[Data records]
•••
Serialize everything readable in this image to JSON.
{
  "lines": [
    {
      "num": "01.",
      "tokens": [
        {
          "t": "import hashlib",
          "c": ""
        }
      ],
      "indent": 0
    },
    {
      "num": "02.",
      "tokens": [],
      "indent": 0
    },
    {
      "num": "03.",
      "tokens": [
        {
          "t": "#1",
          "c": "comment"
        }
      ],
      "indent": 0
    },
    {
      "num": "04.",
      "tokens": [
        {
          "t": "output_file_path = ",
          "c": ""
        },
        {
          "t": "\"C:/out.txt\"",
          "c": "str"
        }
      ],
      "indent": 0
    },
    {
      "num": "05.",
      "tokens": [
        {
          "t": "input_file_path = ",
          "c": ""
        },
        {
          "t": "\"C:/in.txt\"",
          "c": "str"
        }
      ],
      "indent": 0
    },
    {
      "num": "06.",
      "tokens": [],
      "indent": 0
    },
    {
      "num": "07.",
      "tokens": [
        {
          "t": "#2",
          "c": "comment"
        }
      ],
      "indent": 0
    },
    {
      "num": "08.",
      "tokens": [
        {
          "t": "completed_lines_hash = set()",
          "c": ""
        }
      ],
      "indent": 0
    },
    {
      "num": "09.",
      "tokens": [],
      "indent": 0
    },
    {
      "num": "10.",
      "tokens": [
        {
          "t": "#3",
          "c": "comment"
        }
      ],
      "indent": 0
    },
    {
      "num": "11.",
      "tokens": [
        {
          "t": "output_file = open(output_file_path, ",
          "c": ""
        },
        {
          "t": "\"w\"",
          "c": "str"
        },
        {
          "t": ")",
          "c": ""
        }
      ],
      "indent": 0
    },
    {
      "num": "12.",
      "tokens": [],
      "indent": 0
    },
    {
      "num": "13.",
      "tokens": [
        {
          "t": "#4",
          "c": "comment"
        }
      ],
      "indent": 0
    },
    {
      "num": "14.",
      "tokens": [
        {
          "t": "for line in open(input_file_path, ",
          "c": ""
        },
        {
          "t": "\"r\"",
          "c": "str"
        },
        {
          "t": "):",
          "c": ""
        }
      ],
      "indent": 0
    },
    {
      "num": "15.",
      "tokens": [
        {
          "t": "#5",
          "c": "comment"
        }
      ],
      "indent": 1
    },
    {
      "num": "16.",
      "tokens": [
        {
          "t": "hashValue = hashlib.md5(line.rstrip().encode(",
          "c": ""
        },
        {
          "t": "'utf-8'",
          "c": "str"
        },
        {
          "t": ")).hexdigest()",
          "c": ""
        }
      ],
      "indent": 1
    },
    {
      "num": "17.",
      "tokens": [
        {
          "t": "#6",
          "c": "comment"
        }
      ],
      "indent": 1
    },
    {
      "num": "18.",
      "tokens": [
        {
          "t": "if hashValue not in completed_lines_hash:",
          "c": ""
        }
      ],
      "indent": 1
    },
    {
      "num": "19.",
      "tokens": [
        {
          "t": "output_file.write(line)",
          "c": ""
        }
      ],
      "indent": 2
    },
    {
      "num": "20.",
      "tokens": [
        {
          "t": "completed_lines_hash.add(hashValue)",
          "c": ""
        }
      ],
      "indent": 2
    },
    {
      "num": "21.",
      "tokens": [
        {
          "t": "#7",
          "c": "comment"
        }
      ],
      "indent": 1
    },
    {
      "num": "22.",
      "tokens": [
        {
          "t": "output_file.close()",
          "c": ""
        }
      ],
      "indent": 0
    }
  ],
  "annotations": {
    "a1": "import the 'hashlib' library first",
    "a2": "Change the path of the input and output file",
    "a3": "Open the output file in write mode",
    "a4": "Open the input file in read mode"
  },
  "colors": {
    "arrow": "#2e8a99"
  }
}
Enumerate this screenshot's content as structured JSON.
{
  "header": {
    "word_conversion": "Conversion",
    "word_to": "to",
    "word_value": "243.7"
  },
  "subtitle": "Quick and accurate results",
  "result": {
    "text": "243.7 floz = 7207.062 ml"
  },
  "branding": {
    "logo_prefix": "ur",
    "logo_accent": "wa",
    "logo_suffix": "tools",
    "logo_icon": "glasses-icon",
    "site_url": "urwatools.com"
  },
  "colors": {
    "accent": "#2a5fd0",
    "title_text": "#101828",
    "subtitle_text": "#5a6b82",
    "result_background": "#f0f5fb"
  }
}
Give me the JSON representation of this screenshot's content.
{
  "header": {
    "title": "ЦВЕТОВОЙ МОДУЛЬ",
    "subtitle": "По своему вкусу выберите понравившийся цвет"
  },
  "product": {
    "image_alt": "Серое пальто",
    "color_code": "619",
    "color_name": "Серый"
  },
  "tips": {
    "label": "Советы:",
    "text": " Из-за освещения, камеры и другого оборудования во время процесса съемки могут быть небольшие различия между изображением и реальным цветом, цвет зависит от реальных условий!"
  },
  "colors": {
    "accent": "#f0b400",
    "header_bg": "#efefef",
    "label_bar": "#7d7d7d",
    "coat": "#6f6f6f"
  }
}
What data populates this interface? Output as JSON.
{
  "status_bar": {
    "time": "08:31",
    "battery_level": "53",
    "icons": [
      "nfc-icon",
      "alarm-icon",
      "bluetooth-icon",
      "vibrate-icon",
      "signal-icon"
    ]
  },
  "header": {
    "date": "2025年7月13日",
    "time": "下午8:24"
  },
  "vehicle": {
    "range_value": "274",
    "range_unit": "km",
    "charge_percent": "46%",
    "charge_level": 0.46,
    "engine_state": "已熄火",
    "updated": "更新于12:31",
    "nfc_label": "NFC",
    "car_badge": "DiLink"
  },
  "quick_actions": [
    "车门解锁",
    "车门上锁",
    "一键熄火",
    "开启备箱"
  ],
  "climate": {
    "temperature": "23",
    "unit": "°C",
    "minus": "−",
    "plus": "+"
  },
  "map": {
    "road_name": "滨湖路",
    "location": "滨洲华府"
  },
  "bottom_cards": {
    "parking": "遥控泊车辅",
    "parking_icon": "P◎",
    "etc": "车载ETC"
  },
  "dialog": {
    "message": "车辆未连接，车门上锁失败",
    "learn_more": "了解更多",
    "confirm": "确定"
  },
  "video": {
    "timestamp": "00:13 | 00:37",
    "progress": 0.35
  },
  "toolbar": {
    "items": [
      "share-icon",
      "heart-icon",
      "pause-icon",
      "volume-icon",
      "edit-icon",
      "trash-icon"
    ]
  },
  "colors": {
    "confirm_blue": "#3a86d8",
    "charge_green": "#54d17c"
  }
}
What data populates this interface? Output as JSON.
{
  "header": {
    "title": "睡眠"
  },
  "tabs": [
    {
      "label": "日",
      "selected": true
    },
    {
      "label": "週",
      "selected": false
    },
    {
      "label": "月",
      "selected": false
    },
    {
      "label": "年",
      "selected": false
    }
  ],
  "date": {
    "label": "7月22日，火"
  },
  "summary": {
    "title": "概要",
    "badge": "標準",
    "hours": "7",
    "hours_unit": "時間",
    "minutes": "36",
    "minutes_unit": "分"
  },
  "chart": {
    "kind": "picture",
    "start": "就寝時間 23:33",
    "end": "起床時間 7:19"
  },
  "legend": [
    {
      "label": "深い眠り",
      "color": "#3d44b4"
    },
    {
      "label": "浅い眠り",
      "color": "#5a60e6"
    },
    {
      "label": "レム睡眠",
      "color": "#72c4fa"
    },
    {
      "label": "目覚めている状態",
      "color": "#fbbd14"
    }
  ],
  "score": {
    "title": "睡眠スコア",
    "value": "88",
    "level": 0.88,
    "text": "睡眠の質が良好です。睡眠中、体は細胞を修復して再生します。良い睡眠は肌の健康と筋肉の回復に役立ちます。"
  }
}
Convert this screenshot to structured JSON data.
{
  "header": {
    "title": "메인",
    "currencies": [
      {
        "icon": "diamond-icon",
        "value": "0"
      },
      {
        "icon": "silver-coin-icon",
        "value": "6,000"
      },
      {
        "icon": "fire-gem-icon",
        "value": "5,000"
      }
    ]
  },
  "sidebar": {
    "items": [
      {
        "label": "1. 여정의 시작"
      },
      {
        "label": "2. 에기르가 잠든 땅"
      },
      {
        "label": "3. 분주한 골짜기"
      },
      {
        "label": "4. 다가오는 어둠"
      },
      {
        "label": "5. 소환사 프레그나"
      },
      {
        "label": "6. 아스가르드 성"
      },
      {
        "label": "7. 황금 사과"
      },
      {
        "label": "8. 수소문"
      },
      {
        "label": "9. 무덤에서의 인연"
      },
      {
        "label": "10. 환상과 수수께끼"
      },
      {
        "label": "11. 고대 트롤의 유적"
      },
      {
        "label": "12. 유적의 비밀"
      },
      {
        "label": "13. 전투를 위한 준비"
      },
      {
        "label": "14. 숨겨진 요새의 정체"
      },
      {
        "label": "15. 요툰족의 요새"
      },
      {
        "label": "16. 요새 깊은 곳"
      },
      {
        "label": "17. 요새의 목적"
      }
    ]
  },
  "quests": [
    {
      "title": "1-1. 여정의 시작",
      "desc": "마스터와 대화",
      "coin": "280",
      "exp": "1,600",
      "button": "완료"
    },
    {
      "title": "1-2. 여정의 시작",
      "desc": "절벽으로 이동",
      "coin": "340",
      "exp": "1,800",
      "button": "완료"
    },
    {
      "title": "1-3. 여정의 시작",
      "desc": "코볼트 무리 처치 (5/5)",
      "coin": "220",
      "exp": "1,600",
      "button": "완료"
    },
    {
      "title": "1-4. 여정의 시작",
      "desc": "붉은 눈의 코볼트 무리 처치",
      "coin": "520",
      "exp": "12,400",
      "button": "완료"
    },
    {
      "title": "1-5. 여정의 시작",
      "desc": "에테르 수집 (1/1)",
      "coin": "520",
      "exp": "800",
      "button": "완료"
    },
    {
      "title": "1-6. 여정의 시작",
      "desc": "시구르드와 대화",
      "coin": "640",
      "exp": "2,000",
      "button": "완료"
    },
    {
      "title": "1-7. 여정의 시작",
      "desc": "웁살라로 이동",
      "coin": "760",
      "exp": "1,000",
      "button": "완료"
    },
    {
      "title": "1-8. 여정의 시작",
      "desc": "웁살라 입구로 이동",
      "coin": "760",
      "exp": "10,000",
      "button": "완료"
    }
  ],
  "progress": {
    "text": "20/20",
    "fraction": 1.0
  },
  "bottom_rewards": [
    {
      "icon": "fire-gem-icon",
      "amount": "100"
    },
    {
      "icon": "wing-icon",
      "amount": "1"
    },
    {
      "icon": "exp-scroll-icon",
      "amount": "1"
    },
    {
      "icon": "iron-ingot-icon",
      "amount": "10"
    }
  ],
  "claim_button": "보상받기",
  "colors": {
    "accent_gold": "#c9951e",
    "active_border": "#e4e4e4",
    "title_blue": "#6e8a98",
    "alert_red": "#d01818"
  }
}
•••
■ EXERCISE AIM: Read the entries above, then pull out the lines that include "JSON".

■ ANSWER TO THE PROBLEM:
Serialize everything readable in this image to JSON.
Enumerate this screenshot's content as structured JSON.
Give me the JSON representation of this screenshot's content.
What data populates this interface? Output as JSON.
What data populates this interface? Output as JSON.
Convert this screenshot to structured JSON data.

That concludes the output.